Copy every line of the data below word for word, keeping all characters and numbers unchanged.

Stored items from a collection
****************

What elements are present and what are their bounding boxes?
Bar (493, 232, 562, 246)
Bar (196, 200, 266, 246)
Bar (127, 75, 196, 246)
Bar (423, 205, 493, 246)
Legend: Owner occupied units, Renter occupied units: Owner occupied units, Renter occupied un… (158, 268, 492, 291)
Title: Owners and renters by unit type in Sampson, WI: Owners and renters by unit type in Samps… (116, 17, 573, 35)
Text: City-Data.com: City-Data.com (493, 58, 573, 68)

****************

> [Written response]:
What elements are present and what are their bounding boxes?
Bar (493, 232, 562, 246)
Bar (196, 200, 266, 246)
Bar (127, 75, 196, 246)
Bar (423, 205, 493, 246)
Legend: Owner occupied units, Renter occupied units: Owner occupied units, Renter occupied un… (158, 268, 492, 291)
Title: Owners and renters by unit type in Sampson, WI: Owners and renters by unit type in Samps… (116, 17, 573, 35)
Text: City-Data.com: City-Data.com (493, 58, 573, 68)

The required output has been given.